■ **Exercise aim**: The records that follow should be retyped word for word.

■ **Records provided**:
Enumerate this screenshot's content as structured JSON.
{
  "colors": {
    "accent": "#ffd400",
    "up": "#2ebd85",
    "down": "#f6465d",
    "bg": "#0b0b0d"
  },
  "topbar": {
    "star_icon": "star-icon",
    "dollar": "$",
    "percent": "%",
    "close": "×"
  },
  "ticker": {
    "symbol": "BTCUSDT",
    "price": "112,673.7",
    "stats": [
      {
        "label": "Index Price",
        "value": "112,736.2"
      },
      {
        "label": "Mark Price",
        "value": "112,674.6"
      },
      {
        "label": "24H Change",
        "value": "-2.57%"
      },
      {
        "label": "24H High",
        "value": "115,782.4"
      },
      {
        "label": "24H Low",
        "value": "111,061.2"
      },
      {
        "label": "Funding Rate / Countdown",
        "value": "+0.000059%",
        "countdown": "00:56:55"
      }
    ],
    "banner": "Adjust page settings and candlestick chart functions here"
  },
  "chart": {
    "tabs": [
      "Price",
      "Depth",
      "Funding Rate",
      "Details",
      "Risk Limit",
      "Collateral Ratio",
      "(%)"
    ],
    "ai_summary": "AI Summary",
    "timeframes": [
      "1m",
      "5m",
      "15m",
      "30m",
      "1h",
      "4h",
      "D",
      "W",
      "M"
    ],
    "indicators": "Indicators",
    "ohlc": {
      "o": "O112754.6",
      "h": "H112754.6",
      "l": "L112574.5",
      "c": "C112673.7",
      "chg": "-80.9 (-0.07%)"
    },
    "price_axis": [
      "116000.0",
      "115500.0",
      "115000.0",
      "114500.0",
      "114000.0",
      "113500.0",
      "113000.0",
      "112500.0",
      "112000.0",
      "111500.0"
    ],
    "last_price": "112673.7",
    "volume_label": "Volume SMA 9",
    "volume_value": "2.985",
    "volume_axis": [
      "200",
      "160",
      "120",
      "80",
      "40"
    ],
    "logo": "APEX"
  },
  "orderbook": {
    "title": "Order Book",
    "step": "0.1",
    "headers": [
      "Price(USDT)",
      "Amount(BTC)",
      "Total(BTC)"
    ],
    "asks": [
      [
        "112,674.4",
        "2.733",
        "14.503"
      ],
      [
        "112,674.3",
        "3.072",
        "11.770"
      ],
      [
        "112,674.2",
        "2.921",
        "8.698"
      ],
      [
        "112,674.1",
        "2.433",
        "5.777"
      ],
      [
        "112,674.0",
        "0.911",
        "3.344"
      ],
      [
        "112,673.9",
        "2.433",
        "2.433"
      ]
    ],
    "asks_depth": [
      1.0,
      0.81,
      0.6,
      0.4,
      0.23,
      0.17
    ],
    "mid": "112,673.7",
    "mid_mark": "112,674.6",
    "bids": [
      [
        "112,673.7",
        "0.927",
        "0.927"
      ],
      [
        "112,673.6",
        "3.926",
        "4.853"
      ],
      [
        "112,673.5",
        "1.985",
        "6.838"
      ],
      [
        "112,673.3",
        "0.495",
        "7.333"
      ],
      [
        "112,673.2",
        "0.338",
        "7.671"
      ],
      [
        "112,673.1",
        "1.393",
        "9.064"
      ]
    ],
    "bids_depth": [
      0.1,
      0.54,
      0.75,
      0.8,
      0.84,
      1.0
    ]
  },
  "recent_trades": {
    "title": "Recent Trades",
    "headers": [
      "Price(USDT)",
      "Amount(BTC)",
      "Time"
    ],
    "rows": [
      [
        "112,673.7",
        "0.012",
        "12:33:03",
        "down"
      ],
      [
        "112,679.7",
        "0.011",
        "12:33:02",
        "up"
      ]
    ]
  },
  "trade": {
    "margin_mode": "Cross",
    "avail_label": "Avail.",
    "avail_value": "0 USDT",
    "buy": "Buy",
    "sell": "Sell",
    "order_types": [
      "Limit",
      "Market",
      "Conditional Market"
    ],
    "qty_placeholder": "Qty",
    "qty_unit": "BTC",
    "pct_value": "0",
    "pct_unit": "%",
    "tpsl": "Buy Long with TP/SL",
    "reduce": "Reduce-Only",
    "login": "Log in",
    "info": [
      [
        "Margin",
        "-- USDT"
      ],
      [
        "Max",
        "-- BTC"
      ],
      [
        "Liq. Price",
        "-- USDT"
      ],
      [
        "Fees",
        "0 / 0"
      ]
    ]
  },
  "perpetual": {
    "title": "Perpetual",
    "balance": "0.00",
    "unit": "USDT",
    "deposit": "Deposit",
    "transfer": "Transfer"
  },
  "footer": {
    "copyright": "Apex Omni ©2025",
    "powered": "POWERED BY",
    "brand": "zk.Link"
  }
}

■ **Written solution**:
Enumerate this screenshot's content as structured JSON.
{
  "colors": {
    "accent": "#ffd400",
    "up": "#2ebd85",
    "down": "#f6465d",
    "bg": "#0b0b0d"
  },
  "topbar": {
    "star_icon": "star-icon",
    "dollar": "$",
    "percent": "%",
    "close": "×"
  },
  "ticker": {
    "symbol": "BTCUSDT",
    "price": "112,673.7",
    "stats": [
      {
        "label": "Index Price",
        "value": "112,736.2"
      },
      {
        "label": "Mark Price",
        "value": "112,674.6"
      },
      {
        "label": "24H Change",
        "value": "-2.57%"
      },
      {
        "label": "24H High",
        "value": "115,782.4"
      },
      {
        "label": "24H Low",
        "value": "111,061.2"
      },
      {
        "label": "Funding Rate / Countdown",
        "value": "+0.000059%",
        "countdown": "00:56:55"
      }
    ],
    "banner": "Adjust page settings and candlestick chart functions here"
  },
  "chart": {
    "tabs": [
      "Price",
      "Depth",
      "Funding Rate",
      "Details",
      "Risk Limit",
      "Collateral Ratio",
      "(%)"
    ],
    "ai_summary": "AI Summary",
    "timeframes": [
      "1m",
      "5m",
      "15m",
      "30m",
      "1h",
      "4h",
      "D",
      "W",
      "M"
    ],
    "indicators": "Indicators",
    "ohlc": {
      "o": "O112754.6",
      "h": "H112754.6",
      "l": "L112574.5",
      "c": "C112673.7",
      "chg": "-80.9 (-0.07%)"
    },
    "price_axis": [
      "116000.0",
      "115500.0",
      "115000.0",
      "114500.0",
      "114000.0",
      "113500.0",
      "113000.0",
      "112500.0",
      "112000.0",
      "111500.0"
    ],
    "last_price": "112673.7",
    "volume_label": "Volume SMA 9",
    "volume_value": "2.985",
    "volume_axis": [
      "200",
      "160",
      "120",
      "80",
      "40"
    ],
    "logo": "APEX"
  },
  "orderbook": {
    "title": "Order Book",
    "step": "0.1",
    "headers": [
      "Price(USDT)",
      "Amount(BTC)",
      "Total(BTC)"
    ],
    "asks": [
      [
        "112,674.4",
        "2.733",
        "14.503"
      ],
      [
        "112,674.3",
        "3.072",
        "11.770"
      ],
      [
        "112,674.2",
        "2.921",
        "8.698"
      ],
      [
        "112,674.1",
        "2.433",
        "5.777"
      ],
      [
        "112,674.0",
        "0.911",
        "3.344"
      ],
      [
        "112,673.9",
        "2.433",
        "2.433"
      ]
    ],
    "asks_depth": [
      1.0,
      0.81,
      0.6,
      0.4,
      0.23,
      0.17
    ],
    "mid": "112,673.7",
    "mid_mark": "112,674.6",
    "bids": [
      [
        "112,673.7",
        "0.927",
        "0.927"
      ],
      [
        "112,673.6",
        "3.926",
        "4.853"
      ],
      [
        "112,673.5",
        "1.985",
        "6.838"
      ],
      [
        "112,673.3",
        "0.495",
        "7.333"
      ],
      [
        "112,673.2",
        "0.338",
        "7.671"
      ],
      [
        "112,673.1",
        "1.393",
        "9.064"
      ]
    ],
    "bids_depth": [
      0.1,
      0.54,
      0.75,
      0.8,
      0.84,
      1.0
    ]
  },
  "recent_trades": {
    "title": "Recent Trades",
    "headers": [
      "Price(USDT)",
      "Amount(BTC)",
      "Time"
    ],
    "rows": [
      [
        "112,673.7",
        "0.012",
        "12:33:03",
        "down"
      ],
      [
        "112,679.7",
        "0.011",
        "12:33:02",
        "up"
      ]
    ]
  },
  "trade": {
    "margin_mode": "Cross",
    "avail_label": "Avail.",
    "avail_value": "0 USDT",
    "buy": "Buy",
    "sell": "Sell",
    "order_types": [
      "Limit",
      "Market",
      "Conditional Market"
    ],
    "qty_placeholder": "Qty",
    "qty_unit": "BTC",
    "pct_value": "0",
    "pct_unit": "%",
    "tpsl": "Buy Long with TP/SL",
    "reduce": "Reduce-Only",
    "login": "Log in",
    "info": [
      [
        "Margin",
        "-- USDT"
      ],
      [
        "Max",
        "-- BTC"
      ],
      [
        "Liq. Price",
        "-- USDT"
      ],
      [
        "Fees",
        "0 / 0"
      ]
    ]
  },
  "perpetual": {
    "title": "Perpetual",
    "balance": "0.00",
    "unit": "USDT",
    "deposit": "Deposit",
    "transfer": "Transfer"
  },
  "footer": {
    "copyright": "Apex Omni ©2025",
    "powered": "POWERED BY",
    "brand": "zk.Link"
  }
}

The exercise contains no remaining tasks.